Start of SUPPLIED DATA
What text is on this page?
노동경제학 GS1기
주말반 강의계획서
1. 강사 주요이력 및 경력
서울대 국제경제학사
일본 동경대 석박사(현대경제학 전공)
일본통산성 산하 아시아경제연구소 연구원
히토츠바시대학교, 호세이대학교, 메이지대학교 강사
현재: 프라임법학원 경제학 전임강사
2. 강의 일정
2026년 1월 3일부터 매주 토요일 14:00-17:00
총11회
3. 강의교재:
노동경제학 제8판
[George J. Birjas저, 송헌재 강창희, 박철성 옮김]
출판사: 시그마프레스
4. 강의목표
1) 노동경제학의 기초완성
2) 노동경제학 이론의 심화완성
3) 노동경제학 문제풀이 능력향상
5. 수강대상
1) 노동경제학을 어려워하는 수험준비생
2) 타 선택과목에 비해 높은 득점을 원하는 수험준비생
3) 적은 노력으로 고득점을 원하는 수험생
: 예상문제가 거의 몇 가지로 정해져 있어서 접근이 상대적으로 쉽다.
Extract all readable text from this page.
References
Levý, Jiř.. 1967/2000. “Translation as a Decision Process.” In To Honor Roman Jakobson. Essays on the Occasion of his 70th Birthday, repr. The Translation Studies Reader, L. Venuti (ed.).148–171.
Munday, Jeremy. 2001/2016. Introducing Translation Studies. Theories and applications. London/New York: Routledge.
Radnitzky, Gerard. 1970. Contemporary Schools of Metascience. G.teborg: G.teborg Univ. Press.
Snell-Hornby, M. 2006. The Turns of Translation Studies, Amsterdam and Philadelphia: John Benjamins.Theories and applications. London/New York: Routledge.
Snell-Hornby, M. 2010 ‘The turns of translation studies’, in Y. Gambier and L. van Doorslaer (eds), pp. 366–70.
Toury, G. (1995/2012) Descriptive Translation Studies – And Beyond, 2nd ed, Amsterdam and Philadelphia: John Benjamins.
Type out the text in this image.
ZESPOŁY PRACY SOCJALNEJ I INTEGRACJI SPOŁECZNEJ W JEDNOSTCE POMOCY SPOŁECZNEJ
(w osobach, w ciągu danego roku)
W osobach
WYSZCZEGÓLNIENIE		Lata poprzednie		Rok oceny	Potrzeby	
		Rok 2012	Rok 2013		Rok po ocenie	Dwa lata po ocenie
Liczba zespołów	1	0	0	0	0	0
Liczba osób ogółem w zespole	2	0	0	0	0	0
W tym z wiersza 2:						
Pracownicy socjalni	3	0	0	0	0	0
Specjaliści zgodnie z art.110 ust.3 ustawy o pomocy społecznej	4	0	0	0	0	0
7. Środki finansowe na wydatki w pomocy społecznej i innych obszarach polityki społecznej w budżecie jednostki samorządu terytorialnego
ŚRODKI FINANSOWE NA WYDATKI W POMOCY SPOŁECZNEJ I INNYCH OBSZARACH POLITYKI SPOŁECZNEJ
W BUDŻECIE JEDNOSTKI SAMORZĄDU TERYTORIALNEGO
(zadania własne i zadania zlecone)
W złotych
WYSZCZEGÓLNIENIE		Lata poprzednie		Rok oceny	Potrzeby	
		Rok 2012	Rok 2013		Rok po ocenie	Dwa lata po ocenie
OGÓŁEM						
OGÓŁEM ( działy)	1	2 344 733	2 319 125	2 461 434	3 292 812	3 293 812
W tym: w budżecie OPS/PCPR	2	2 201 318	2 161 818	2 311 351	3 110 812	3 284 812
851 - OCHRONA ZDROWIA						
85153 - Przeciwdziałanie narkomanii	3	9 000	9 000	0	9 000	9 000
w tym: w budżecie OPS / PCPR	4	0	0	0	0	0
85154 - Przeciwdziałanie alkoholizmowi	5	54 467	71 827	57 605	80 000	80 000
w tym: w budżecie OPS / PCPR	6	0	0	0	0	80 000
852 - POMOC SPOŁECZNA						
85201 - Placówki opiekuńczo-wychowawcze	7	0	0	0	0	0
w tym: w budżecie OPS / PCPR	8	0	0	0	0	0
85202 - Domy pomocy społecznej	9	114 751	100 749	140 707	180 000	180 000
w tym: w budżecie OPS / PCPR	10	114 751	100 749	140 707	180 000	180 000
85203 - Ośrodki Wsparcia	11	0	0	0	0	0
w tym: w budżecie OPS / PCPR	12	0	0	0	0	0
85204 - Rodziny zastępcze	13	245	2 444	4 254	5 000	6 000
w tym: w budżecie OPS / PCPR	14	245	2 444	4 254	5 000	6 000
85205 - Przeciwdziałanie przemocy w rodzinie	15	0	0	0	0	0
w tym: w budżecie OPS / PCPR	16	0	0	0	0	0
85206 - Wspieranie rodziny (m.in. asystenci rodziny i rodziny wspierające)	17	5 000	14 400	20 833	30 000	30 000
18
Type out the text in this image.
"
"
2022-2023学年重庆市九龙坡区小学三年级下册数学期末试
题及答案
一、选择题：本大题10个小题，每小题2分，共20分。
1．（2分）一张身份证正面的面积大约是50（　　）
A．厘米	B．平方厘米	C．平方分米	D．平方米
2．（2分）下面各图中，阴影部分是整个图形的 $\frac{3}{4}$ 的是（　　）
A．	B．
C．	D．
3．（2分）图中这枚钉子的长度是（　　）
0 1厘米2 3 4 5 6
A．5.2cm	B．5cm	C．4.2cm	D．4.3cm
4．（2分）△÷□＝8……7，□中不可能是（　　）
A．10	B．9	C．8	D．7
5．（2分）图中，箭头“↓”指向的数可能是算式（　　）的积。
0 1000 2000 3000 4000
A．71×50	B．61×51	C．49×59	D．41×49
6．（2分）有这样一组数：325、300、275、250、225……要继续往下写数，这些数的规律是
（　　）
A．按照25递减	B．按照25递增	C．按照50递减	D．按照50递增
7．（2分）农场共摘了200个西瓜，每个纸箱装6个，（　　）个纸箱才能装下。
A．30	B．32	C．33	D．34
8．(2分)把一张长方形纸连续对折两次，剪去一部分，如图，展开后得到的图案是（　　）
End of SUPPLIED DATA
EXERCISE DIRECTIONS
Exact copies of all the records are required.

ANSWER FOR THE TASK
What text is on this page?
노동경제학 GS1기
주말반 강의계획서
1. 강사 주요이력 및 경력
서울대 국제경제학사
일본 동경대 석박사(현대경제학 전공)
일본통산성 산하 아시아경제연구소 연구원
히토츠바시대학교, 호세이대학교, 메이지대학교 강사
현재: 프라임법학원 경제학 전임강사
2. 강의 일정
2026년 1월 3일부터 매주 토요일 14:00-17:00
총11회
3. 강의교재:
노동경제학 제8판
[George J. Birjas저, 송헌재 강창희, 박철성 옮김]
출판사: 시그마프레스
4. 강의목표
1) 노동경제학의 기초완성
2) 노동경제학 이론의 심화완성
3) 노동경제학 문제풀이 능력향상
5. 수강대상
1) 노동경제학을 어려워하는 수험준비생
2) 타 선택과목에 비해 높은 득점을 원하는 수험준비생
3) 적은 노력으로 고득점을 원하는 수험생
: 예상문제가 거의 몇 가지로 정해져 있어서 접근이 상대적으로 쉽다.
Extract all readable text from this page.
References
Levý, Jiř.. 1967/2000. “Translation as a Decision Process.” In To Honor Roman Jakobson. Essays on the Occasion of his 70th Birthday, repr. The Translation Studies Reader, L. Venuti (ed.).148–171.
Munday, Jeremy. 2001/2016. Introducing Translation Studies. Theories and applications. London/New York: Routledge.
Radnitzky, Gerard. 1970. Contemporary Schools of Metascience. G.teborg: G.teborg Univ. Press.
Snell-Hornby, M. 2006. The Turns of Translation Studies, Amsterdam and Philadelphia: John Benjamins.Theories and applications. London/New York: Routledge.
Snell-Hornby, M. 2010 ‘The turns of translation studies’, in Y. Gambier and L. van Doorslaer (eds), pp. 366–70.
Toury, G. (1995/2012) Descriptive Translation Studies – And Beyond, 2nd ed, Amsterdam and Philadelphia: John Benjamins.
Type out the text in this image.
ZESPOŁY PRACY SOCJALNEJ I INTEGRACJI SPOŁECZNEJ W JEDNOSTCE POMOCY SPOŁECZNEJ
(w osobach, w ciągu danego roku)
W osobach
WYSZCZEGÓLNIENIE		Lata poprzednie		Rok oceny	Potrzeby	
		Rok 2012	Rok 2013		Rok po ocenie	Dwa lata po ocenie
Liczba zespołów	1	0	0	0	0	0
Liczba osób ogółem w zespole	2	0	0	0	0	0
W tym z wiersza 2:						
Pracownicy socjalni	3	0	0	0	0	0
Specjaliści zgodnie z art.110 ust.3 ustawy o pomocy społecznej	4	0	0	0	0	0
7. Środki finansowe na wydatki w pomocy społecznej i innych obszarach polityki społecznej w budżecie jednostki samorządu terytorialnego
ŚRODKI FINANSOWE NA WYDATKI W POMOCY SPOŁECZNEJ I INNYCH OBSZARACH POLITYKI SPOŁECZNEJ
W BUDŻECIE JEDNOSTKI SAMORZĄDU TERYTORIALNEGO
(zadania własne i zadania zlecone)
W złotych
WYSZCZEGÓLNIENIE		Lata poprzednie		Rok oceny	Potrzeby	
		Rok 2012	Rok 2013		Rok po ocenie	Dwa lata po ocenie
OGÓŁEM						
OGÓŁEM ( działy)	1	2 344 733	2 319 125	2 461 434	3 292 812	3 293 812
W tym: w budżecie OPS/PCPR	2	2 201 318	2 161 818	2 311 351	3 110 812	3 284 812
851 - OCHRONA ZDROWIA						
85153 - Przeciwdziałanie narkomanii	3	9 000	9 000	0	9 000	9 000
w tym: w budżecie OPS / PCPR	4	0	0	0	0	0
85154 - Przeciwdziałanie alkoholizmowi	5	54 467	71 827	57 605	80 000	80 000
w tym: w budżecie OPS / PCPR	6	0	0	0	0	80 000
852 - POMOC SPOŁECZNA						
85201 - Placówki opiekuńczo-wychowawcze	7	0	0	0	0	0
w tym: w budżecie OPS / PCPR	8	0	0	0	0	0
85202 - Domy pomocy społecznej	9	114 751	100 749	140 707	180 000	180 000
w tym: w budżecie OPS / PCPR	10	114 751	100 749	140 707	180 000	180 000
85203 - Ośrodki Wsparcia	11	0	0	0	0	0
w tym: w budżecie OPS / PCPR	12	0	0	0	0	0
85204 - Rodziny zastępcze	13	245	2 444	4 254	5 000	6 000
w tym: w budżecie OPS / PCPR	14	245	2 444	4 254	5 000	6 000
85205 - Przeciwdziałanie przemocy w rodzinie	15	0	0	0	0	0
w tym: w budżecie OPS / PCPR	16	0	0	0	0	0
85206 - Wspieranie rodziny (m.in. asystenci rodziny i rodziny wspierające)	17	5 000	14 400	20 833	30 000	30 000
18
Type out the text in this image.
"
"
2022-2023学年重庆市九龙坡区小学三年级下册数学期末试
题及答案
一、选择题：本大题10个小题，每小题2分，共20分。
1．（2分）一张身份证正面的面积大约是50（　　）
A．厘米	B．平方厘米	C．平方分米	D．平方米
2．（2分）下面各图中，阴影部分是整个图形的 $\frac{3}{4}$ 的是（　　）
A．	B．
C．	D．
3．（2分）图中这枚钉子的长度是（　　）
0 1厘米2 3 4 5 6
A．5.2cm	B．5cm	C．4.2cm	D．4.3cm
4．（2分）△÷□＝8……7，□中不可能是（　　）
A．10	B．9	C．8	D．7
5．（2分）图中，箭头“↓”指向的数可能是算式（　　）的积。
0 1000 2000 3000 4000
A．71×50	B．61×51	C．49×59	D．41×49
6．（2分）有这样一组数：325、300、275、250、225……要继续往下写数，这些数的规律是
（　　）
A．按照25递减	B．按照25递增	C．按照50递减	D．按照50递增
7．（2分）农场共摘了200个西瓜，每个纸箱装6个，（　　）个纸箱才能装下。
A．30	B．32	C．33	D．34
8．(2分)把一张长方形纸连续对折两次，剪去一部分，如图，展开后得到的图案是（　　）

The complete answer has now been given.